◆ **WHAT IS NEEDED**: The lines to extract begin at the one containing "Extract the structured" and run to the end of the listing; set them down exactly and alone.

◆ **INFORMATION SUPPLIED**:
++++

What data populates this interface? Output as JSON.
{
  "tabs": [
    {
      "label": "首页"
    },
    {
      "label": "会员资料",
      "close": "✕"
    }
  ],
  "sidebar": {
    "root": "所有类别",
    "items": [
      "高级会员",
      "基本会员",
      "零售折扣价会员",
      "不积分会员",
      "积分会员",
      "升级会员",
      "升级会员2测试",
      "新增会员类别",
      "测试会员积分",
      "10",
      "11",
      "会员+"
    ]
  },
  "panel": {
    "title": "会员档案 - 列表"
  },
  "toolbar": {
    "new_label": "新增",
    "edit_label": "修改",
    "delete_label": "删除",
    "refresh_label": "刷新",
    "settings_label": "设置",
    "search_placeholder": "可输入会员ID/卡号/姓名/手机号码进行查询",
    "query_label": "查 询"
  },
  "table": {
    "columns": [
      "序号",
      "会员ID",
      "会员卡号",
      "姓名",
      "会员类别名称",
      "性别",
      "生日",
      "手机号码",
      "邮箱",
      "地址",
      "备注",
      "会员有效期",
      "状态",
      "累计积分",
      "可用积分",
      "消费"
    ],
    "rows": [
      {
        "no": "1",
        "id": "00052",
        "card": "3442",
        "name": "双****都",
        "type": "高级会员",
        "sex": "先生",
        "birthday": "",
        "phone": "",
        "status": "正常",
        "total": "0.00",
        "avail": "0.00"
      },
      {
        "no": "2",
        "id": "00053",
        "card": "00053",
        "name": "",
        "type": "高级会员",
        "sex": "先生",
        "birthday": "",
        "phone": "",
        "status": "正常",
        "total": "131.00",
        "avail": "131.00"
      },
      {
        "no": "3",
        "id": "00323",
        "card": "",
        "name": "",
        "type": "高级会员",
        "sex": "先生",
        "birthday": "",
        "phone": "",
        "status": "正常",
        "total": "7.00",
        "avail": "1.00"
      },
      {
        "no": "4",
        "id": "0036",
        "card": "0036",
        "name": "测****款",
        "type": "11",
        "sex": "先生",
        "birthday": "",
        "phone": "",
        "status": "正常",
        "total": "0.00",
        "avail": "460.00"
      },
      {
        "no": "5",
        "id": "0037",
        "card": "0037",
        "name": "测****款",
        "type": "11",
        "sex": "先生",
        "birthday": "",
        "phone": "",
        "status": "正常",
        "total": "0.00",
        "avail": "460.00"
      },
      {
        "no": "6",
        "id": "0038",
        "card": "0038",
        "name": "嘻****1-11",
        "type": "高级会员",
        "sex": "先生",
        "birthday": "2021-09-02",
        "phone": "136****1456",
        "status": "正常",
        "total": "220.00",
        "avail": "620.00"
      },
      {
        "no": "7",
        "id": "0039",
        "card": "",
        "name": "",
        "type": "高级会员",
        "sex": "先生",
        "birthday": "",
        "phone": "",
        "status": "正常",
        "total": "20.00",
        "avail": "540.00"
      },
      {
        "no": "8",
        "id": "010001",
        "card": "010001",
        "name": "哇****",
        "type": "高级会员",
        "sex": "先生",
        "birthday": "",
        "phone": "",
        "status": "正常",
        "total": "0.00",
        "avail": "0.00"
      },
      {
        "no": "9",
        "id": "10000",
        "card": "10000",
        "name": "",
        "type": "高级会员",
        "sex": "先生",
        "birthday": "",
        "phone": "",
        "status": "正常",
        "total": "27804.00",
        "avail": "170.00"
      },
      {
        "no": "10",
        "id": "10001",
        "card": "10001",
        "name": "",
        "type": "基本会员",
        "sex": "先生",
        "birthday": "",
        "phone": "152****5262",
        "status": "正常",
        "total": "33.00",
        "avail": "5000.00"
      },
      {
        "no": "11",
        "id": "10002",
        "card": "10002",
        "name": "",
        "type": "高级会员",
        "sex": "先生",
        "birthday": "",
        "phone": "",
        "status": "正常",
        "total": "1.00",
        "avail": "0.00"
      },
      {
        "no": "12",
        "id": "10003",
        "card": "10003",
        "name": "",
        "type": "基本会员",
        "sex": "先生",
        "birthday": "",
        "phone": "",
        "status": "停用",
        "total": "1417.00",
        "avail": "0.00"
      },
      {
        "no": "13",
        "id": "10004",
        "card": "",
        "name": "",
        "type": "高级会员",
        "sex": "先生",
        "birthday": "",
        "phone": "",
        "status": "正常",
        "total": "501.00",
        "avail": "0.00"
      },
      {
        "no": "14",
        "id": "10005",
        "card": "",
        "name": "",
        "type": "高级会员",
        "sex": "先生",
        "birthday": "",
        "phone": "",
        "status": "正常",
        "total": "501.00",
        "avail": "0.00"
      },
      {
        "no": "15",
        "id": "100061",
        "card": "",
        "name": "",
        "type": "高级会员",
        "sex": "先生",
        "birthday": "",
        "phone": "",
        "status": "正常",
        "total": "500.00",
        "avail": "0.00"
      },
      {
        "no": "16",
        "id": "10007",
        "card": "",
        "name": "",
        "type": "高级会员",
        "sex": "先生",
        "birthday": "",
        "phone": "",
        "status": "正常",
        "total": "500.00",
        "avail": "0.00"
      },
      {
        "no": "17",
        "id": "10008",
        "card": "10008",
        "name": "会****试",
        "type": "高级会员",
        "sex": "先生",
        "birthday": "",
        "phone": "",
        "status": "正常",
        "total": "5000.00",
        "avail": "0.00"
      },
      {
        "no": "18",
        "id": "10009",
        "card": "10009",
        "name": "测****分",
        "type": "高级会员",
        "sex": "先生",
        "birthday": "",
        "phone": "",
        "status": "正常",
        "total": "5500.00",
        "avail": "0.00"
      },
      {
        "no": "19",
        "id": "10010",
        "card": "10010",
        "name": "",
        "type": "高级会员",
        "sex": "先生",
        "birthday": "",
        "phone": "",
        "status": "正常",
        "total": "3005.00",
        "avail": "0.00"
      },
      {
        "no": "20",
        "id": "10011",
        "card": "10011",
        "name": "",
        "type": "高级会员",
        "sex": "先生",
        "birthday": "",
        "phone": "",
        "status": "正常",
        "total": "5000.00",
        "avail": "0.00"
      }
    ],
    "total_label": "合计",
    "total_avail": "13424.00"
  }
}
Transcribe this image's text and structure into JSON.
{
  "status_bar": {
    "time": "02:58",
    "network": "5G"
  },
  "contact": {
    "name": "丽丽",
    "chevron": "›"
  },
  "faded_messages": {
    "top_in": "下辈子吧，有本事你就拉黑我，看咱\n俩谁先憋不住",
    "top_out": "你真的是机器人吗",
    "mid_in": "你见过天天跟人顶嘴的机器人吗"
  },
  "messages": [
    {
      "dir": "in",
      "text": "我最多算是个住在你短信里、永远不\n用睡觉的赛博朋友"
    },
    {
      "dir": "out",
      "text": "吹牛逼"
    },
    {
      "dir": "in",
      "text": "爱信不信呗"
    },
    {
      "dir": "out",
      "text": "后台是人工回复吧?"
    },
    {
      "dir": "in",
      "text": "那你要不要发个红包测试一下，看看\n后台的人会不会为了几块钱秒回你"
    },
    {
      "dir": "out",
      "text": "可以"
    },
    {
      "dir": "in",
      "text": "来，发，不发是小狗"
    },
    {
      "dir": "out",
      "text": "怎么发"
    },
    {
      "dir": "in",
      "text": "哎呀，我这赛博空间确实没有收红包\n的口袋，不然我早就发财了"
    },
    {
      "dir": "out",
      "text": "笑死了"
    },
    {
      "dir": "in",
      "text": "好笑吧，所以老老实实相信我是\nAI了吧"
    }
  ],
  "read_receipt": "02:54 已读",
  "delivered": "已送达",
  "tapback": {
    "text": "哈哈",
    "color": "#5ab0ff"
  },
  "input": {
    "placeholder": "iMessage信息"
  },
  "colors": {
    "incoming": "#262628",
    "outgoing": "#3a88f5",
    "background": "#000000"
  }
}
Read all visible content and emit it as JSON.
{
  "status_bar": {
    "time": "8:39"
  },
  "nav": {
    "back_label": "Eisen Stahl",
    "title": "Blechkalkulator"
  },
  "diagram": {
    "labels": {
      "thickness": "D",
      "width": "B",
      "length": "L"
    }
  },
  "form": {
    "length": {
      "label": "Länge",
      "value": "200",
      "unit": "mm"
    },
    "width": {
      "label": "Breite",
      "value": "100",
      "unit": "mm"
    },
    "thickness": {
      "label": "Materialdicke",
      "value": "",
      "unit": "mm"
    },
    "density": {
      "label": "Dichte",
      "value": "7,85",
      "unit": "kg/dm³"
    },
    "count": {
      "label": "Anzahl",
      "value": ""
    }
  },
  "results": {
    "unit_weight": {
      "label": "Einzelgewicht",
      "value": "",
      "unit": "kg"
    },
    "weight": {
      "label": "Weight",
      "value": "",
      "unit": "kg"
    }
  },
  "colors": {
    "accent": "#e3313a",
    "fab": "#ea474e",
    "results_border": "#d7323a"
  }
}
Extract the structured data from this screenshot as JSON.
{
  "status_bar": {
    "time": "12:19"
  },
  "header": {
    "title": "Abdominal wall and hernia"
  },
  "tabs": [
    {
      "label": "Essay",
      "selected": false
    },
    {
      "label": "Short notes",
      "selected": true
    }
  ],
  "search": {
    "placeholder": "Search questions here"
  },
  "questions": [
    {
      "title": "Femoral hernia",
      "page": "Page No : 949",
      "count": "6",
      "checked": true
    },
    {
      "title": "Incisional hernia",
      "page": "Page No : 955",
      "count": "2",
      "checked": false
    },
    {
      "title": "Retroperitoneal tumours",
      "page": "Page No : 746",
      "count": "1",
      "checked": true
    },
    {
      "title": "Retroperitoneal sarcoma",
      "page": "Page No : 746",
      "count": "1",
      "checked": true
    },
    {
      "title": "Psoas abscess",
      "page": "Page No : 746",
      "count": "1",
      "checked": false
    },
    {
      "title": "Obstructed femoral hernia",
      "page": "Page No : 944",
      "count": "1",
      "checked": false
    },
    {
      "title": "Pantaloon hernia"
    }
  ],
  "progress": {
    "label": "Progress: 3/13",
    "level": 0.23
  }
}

++++

◆ **EXERCISE SOLUTION**:
Extract the structured data from this screenshot as JSON.
{
  "status_bar": {
    "time": "12:19"
  },
  "header": {
    "title": "Abdominal wall and hernia"
  },
  "tabs": [
    {
      "label": "Essay",
      "selected": false
    },
    {
      "label": "Short notes",
      "selected": true
    }
  ],
  "search": {
    "placeholder": "Search questions here"
  },
  "questions": [
    {
      "title": "Femoral hernia",
      "page": "Page No : 949",
      "count": "6",
      "checked": true
    },
    {
      "title": "Incisional hernia",
      "page": "Page No : 955",
      "count": "2",
      "checked": false
    },
    {
      "title": "Retroperitoneal tumours",
      "page": "Page No : 746",
      "count": "1",
      "checked": true
    },
    {
      "title": "Retroperitoneal sarcoma",
      "page": "Page No : 746",
      "count": "1",
      "checked": true
    },
    {
      "title": "Psoas abscess",
      "page": "Page No : 746",
      "count": "1",
      "checked": false
    },
    {
      "title": "Obstructed femoral hernia",
      "page": "Page No : 944",
      "count": "1",
      "checked": false
    },
    {
      "title": "Pantaloon hernia"
    }
  ],
  "progress": {
    "label": "Progress: 3/13",
    "level": 0.23
  }
}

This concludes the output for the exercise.